Work required = Do not include the pictures; repeat the rest of the data exactly.

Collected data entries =
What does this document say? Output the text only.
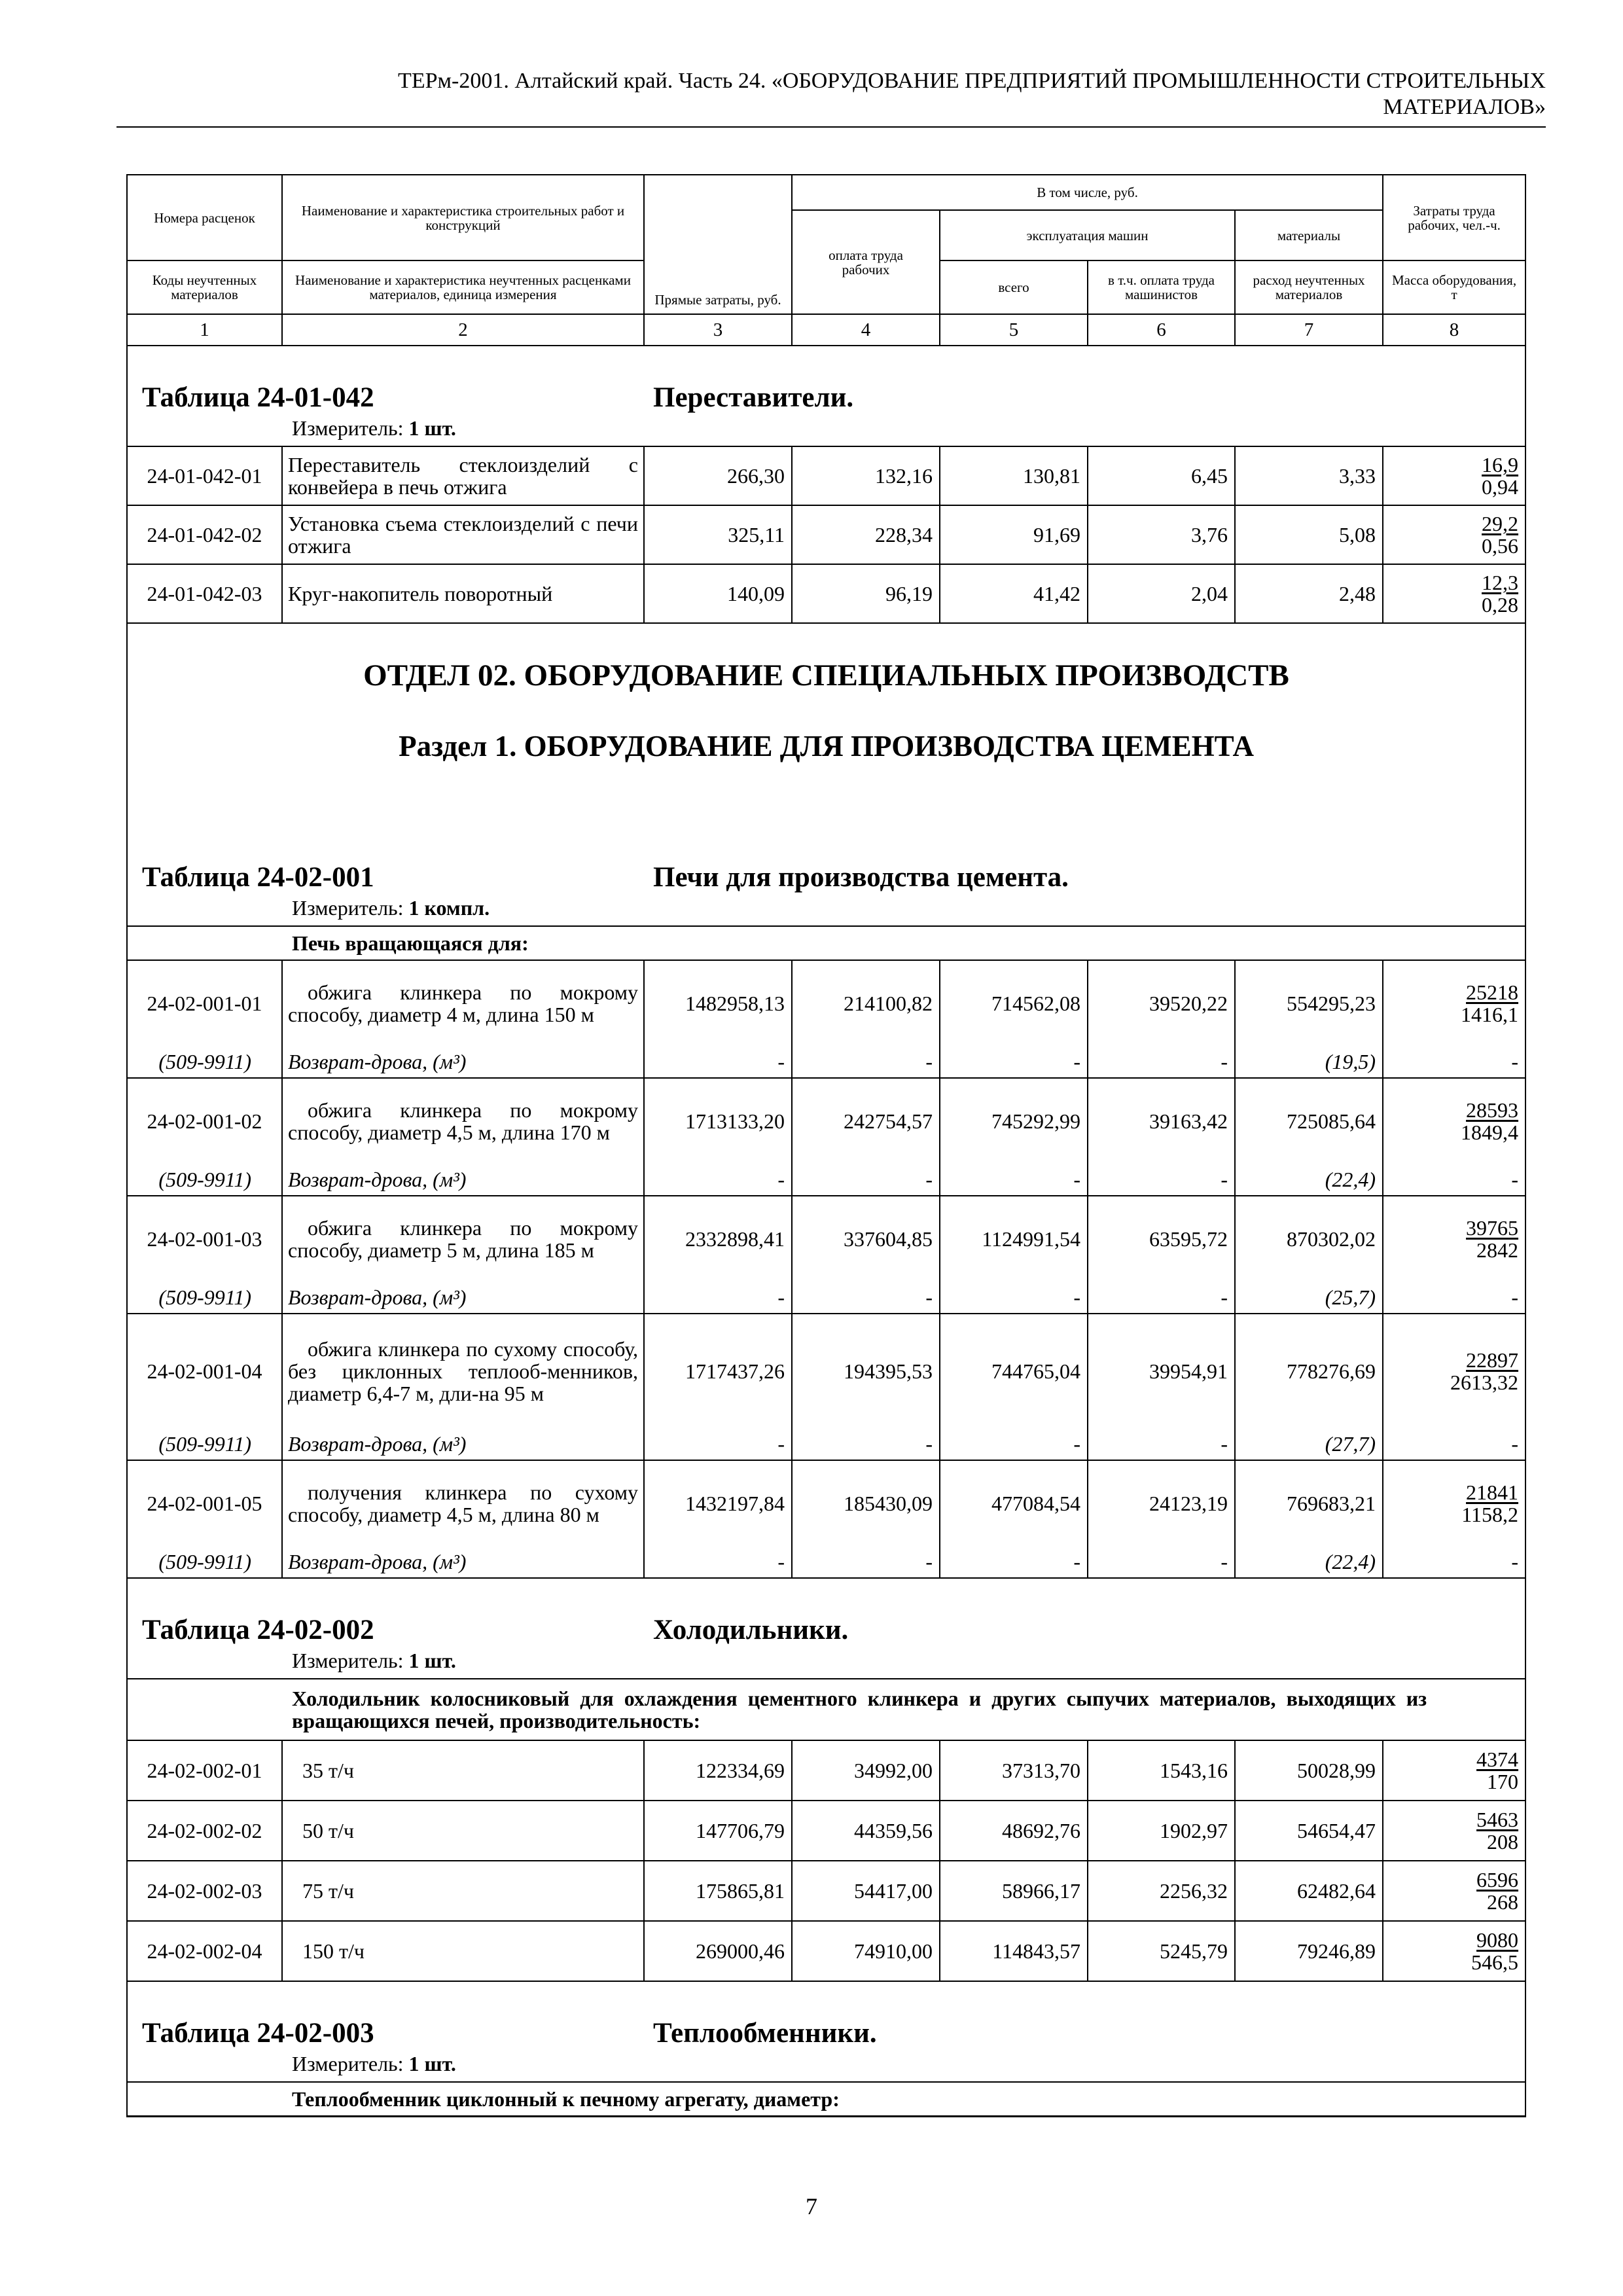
ТЕРм-2001. Алтайский край. Часть 24. «ОБОРУДОВАНИЕ ПРЕДПРИЯТИЙ ПРОМЫШЛЕННОСТИ СТРОИТЕЛЬНЫХ
МАТЕРИАЛОВ»
Номера расценок	Наименование и характеристика строительных работ и конструкций	Прямые затраты, руб.	В том числе, руб.				Затраты труда рабочих, чел.-ч.
			оплата труда рабочих	эксплуатация машин		материалы	
Коды неучтенных материалов	Наименование и характеристика неучтенных расценками материалов, единица измерения			всего	в т.ч. оплата труда машинистов	расход неучтенных материалов	Масса оборудования, т
1	2	3	4	5	6	7	8

Таблица 24-01-042 Переставители.
Измеритель: 1 шт.							

24-01-042-01	Переставитель стеклоизделий с конвейера в печь отжига	266,30	132,16	130,81	6,45	3,33	$\frac{16,9}{0,94}$

24-01-042-02	Установка съема стеклоизделий с печи отжига	325,11	228,34	91,69	3,76	5,08	$\frac{29,2}{0,56}$

24-01-042-03	Круг-накопитель поворотный	140,09	96,19	41,42	2,04	2,48	$\frac{12,3}{0,28}$

ОТДЕЛ 02. ОБОРУДОВАНИЕ СПЕЦИАЛЬНЫХ ПРОИЗВОДСТВ							
Раздел 1. ОБОРУДОВАНИЕ ДЛЯ ПРОИЗВОДСТВА ЦЕМЕНТА							

Таблица 24-02-001 Печи для производства цемента.
Измеритель: 1 компл.							

Печь вращающаяся для:							
24-02-001-01	обжига клинкера по мокрому способу, диаметр 4 м, длина 150 м	1482958,13	214100,82	714562,08	39520,22	554295,23	$\frac{25218}{1416,1}$

(509-9911)	Возврат-дрова, (м³)	-	-	-	-	(19,5)	-
24-02-001-02	обжига клинкера по мокрому способу, диаметр 4,5 м, длина 170 м	1713133,20	242754,57	745292,99	39163,42	725085,64	$\frac{28593}{1849,4}$

(509-9911)	Возврат-дрова, (м³)	-	-	-	-	(22,4)	-
24-02-001-03	обжига клинкера по мокрому способу, диаметр 5 м, длина 185 м	2332898,41	337604,85	1124991,54	63595,72	870302,02	$\frac{39765}{2842}$

(509-9911)	Возврат-дрова, (м³)	-	-	-	-	(25,7)	-
24-02-001-04	обжига клинкера по сухому способу, без циклонных теплооб-менников, диаметр 6,4-7 м, дли-на 95 м	1717437,26	194395,53	744765,04	39954,91	778276,69	$\frac{22897}{2613,32}$

(509-9911)	Возврат-дрова, (м³)	-	-	-	-	(27,7)	-
24-02-001-05	получения клинкера по сухому способу, диаметр 4,5 м, длина 80 м	1432197,84	185430,09	477084,54	24123,19	769683,21	$\frac{21841}{1158,2}$

(509-9911)	Возврат-дрова, (м³)	-	-	-	-	(22,4)	-

Таблица 24-02-002 Холодильники.
Измеритель: 1 шт.							

Холодильник колосниковый для охлаждения цементного клинкера и других сыпучих материалов, выходящих из вращающихся печей, производительность:							
24-02-002-01	35 т/ч	122334,69	34992,00	37313,70	1543,16	50028,99	$\frac{4374}{170}$

24-02-002-02	50 т/ч	147706,79	44359,56	48692,76	1902,97	54654,47	$\frac{5463}{208}$

24-02-002-03	75 т/ч	175865,81	54417,00	58966,17	2256,32	62482,64	$\frac{6596}{268}$

24-02-002-04	150 т/ч	269000,46	74910,00	114843,57	5245,79	79246,89	$\frac{9080}{546,5}$

Таблица 24-02-003 Теплообменники.
Измеритель: 1 шт.							

Теплообменник циклонный к печному агрегату, диаметр:							
7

Completed task =
What does this document say? Output the text only.
ТЕРм-2001. Алтайский край. Часть 24. «ОБОРУДОВАНИЕ ПРЕДПРИЯТИЙ ПРОМЫШЛЕННОСТИ СТРОИТЕЛЬНЫХ
МАТЕРИАЛОВ»
Номера расценок	Наименование и характеристика строительных работ и конструкций	Прямые затраты, руб.	В том числе, руб.				Затраты труда рабочих, чел.-ч.
			оплата труда рабочих	эксплуатация машин		материалы	
Коды неучтенных материалов	Наименование и характеристика неучтенных расценками материалов, единица измерения			всего	в т.ч. оплата труда машинистов	расход неучтенных материалов	Масса оборудования, т
1	2	3	4	5	6	7	8

Таблица 24-01-042 Переставители.
Измеритель: 1 шт.							

24-01-042-01	Переставитель стеклоизделий с конвейера в печь отжига	266,30	132,16	130,81	6,45	3,33	$\frac{16,9}{0,94}$

24-01-042-02	Установка съема стеклоизделий с печи отжига	325,11	228,34	91,69	3,76	5,08	$\frac{29,2}{0,56}$

24-01-042-03	Круг-накопитель поворотный	140,09	96,19	41,42	2,04	2,48	$\frac{12,3}{0,28}$

ОТДЕЛ 02. ОБОРУДОВАНИЕ СПЕЦИАЛЬНЫХ ПРОИЗВОДСТВ							
Раздел 1. ОБОРУДОВАНИЕ ДЛЯ ПРОИЗВОДСТВА ЦЕМЕНТА							

Таблица 24-02-001 Печи для производства цемента.
Измеритель: 1 компл.							

Печь вращающаяся для:							
24-02-001-01	обжига клинкера по мокрому способу, диаметр 4 м, длина 150 м	1482958,13	214100,82	714562,08	39520,22	554295,23	$\frac{25218}{1416,1}$

(509-9911)	Возврат-дрова, (м³)	-	-	-	-	(19,5)	-
24-02-001-02	обжига клинкера по мокрому способу, диаметр 4,5 м, длина 170 м	1713133,20	242754,57	745292,99	39163,42	725085,64	$\frac{28593}{1849,4}$

(509-9911)	Возврат-дрова, (м³)	-	-	-	-	(22,4)	-
24-02-001-03	обжига клинкера по мокрому способу, диаметр 5 м, длина 185 м	2332898,41	337604,85	1124991,54	63595,72	870302,02	$\frac{39765}{2842}$

(509-9911)	Возврат-дрова, (м³)	-	-	-	-	(25,7)	-
24-02-001-04	обжига клинкера по сухому способу, без циклонных теплооб-менников, диаметр 6,4-7 м, дли-на 95 м	1717437,26	194395,53	744765,04	39954,91	778276,69	$\frac{22897}{2613,32}$

(509-9911)	Возврат-дрова, (м³)	-	-	-	-	(27,7)	-
24-02-001-05	получения клинкера по сухому способу, диаметр 4,5 м, длина 80 м	1432197,84	185430,09	477084,54	24123,19	769683,21	$\frac{21841}{1158,2}$

(509-9911)	Возврат-дрова, (м³)	-	-	-	-	(22,4)	-

Таблица 24-02-002 Холодильники.
Измеритель: 1 шт.							

Холодильник колосниковый для охлаждения цементного клинкера и других сыпучих материалов, выходящих из вращающихся печей, производительность:							
24-02-002-01	35 т/ч	122334,69	34992,00	37313,70	1543,16	50028,99	$\frac{4374}{170}$

24-02-002-02	50 т/ч	147706,79	44359,56	48692,76	1902,97	54654,47	$\frac{5463}{208}$

24-02-002-03	75 т/ч	175865,81	54417,00	58966,17	2256,32	62482,64	$\frac{6596}{268}$

24-02-002-04	150 т/ч	269000,46	74910,00	114843,57	5245,79	79246,89	$\frac{9080}{546,5}$

Таблица 24-02-003 Теплообменники.
Измеритель: 1 шт.							

Теплообменник циклонный к печному агрегату, диаметр:							
7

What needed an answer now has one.